— BEGIN —

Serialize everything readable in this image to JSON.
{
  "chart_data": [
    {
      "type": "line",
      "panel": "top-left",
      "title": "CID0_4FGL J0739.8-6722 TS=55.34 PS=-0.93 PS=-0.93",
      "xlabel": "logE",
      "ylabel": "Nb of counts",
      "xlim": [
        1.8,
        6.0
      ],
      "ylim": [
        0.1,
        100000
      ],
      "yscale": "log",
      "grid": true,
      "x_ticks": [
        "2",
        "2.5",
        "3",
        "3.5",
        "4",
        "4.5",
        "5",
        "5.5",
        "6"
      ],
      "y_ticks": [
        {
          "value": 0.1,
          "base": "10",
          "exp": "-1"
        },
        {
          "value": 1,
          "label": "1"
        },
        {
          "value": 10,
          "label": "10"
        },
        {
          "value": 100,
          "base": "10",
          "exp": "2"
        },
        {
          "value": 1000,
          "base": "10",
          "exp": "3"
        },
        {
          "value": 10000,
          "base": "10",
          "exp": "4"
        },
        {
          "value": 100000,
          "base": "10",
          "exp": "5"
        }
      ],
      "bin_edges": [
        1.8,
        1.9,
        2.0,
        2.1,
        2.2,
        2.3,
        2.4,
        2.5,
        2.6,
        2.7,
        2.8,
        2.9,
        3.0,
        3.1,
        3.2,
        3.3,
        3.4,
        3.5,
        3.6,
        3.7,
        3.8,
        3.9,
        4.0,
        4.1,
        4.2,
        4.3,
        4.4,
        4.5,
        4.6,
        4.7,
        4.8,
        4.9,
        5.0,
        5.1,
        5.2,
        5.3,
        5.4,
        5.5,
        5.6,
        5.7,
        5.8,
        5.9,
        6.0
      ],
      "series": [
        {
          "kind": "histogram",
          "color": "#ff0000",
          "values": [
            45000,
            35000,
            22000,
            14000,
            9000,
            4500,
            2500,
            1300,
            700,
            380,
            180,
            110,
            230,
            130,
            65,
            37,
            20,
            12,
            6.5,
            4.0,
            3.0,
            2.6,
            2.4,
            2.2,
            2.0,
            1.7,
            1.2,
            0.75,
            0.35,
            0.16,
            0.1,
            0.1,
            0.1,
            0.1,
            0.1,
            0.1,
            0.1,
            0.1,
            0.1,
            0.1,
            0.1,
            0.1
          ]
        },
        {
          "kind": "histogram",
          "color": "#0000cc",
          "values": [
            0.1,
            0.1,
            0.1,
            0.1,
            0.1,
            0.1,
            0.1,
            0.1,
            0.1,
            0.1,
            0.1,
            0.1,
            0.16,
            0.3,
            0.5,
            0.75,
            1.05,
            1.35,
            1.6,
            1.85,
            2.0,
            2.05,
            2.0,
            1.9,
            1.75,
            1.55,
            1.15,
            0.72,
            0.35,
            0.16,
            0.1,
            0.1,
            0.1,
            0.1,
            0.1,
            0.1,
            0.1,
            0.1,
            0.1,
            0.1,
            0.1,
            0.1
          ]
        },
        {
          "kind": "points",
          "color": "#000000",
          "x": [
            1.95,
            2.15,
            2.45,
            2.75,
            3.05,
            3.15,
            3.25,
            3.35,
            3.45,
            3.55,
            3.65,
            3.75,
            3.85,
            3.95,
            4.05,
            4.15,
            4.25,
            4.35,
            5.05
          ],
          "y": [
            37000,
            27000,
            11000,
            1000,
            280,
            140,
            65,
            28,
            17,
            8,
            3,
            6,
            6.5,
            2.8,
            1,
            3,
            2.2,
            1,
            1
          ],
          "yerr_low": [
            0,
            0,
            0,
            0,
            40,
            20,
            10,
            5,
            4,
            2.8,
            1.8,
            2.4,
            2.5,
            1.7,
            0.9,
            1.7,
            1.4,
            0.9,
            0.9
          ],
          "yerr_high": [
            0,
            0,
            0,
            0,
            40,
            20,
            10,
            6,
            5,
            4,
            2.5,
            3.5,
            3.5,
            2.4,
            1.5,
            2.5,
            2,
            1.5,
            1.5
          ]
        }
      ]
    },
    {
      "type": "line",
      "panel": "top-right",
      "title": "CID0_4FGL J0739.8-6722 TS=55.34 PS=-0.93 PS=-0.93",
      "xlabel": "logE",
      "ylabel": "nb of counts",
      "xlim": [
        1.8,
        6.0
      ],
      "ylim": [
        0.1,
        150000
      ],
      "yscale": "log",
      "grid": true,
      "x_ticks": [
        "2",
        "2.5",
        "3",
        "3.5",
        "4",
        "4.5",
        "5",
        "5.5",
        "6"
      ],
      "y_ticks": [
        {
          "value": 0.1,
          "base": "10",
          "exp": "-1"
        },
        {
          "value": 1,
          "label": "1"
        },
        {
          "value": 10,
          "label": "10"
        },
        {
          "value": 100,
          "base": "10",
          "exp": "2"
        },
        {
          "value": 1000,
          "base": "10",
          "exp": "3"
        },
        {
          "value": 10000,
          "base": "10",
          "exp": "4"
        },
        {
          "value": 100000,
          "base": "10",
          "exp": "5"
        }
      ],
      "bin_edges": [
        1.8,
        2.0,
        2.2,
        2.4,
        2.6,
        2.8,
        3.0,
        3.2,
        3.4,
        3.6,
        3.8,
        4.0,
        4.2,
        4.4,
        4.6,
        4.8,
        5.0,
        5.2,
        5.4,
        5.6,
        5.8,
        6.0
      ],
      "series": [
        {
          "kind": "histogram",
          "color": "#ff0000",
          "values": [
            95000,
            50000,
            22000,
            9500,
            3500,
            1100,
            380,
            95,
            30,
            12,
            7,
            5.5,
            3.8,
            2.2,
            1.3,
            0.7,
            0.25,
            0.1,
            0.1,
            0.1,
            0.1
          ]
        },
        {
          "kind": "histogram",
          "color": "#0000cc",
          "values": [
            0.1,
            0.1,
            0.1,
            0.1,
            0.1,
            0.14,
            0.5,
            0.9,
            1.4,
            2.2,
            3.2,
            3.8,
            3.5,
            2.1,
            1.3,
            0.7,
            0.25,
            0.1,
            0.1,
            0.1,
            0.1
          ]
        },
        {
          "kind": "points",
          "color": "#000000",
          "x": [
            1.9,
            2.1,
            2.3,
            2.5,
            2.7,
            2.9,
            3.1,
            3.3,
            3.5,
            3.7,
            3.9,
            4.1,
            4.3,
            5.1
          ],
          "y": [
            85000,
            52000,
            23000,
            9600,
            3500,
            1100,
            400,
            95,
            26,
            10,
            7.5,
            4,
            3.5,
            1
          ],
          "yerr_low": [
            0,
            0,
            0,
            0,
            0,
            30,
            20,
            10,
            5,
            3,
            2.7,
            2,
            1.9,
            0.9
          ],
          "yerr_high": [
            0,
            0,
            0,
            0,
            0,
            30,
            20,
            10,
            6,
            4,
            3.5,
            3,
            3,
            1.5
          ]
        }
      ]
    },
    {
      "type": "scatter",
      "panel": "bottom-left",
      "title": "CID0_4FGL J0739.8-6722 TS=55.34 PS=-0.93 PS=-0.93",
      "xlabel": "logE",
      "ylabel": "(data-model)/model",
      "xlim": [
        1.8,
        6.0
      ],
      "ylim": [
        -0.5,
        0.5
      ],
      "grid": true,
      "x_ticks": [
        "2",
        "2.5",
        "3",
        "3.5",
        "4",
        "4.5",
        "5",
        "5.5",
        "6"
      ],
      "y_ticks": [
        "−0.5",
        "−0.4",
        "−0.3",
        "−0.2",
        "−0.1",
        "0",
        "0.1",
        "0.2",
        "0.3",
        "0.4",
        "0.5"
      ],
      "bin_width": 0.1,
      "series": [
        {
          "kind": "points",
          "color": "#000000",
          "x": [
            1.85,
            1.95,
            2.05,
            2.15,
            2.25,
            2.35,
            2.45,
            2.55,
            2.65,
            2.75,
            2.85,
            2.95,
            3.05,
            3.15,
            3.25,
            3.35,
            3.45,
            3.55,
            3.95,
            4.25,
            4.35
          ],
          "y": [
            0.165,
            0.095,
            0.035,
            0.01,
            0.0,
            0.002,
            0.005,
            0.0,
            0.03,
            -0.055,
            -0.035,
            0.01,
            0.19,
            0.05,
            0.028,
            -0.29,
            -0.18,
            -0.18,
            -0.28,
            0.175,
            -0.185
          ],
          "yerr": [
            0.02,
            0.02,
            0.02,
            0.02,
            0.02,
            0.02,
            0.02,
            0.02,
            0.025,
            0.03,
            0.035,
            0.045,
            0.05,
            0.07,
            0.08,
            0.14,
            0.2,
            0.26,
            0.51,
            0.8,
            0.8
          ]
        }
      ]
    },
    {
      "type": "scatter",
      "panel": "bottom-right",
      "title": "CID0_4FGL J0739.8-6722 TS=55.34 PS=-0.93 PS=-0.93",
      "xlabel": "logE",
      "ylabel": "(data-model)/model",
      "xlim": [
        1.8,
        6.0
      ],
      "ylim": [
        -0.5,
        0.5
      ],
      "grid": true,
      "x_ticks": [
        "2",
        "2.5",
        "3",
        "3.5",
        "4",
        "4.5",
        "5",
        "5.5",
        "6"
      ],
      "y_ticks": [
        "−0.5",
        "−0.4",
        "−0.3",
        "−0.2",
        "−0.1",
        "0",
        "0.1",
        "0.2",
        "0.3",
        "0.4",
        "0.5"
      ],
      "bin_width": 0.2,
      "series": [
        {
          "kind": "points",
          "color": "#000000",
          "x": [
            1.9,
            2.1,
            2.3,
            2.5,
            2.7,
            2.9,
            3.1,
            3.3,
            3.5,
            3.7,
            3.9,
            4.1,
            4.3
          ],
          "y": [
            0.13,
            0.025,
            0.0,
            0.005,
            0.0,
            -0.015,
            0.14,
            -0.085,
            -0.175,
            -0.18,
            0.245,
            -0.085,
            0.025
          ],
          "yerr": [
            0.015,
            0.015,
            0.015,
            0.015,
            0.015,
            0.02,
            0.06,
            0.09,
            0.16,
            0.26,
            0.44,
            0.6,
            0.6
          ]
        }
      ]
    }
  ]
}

— END —

▶ EXERCISE REQUIREMENTS:
Copy every single line of the material above that holds "counts".

▶ WORKED ANSWER:
      "ylabel": "Nb of counts",
      "ylabel": "nb of counts",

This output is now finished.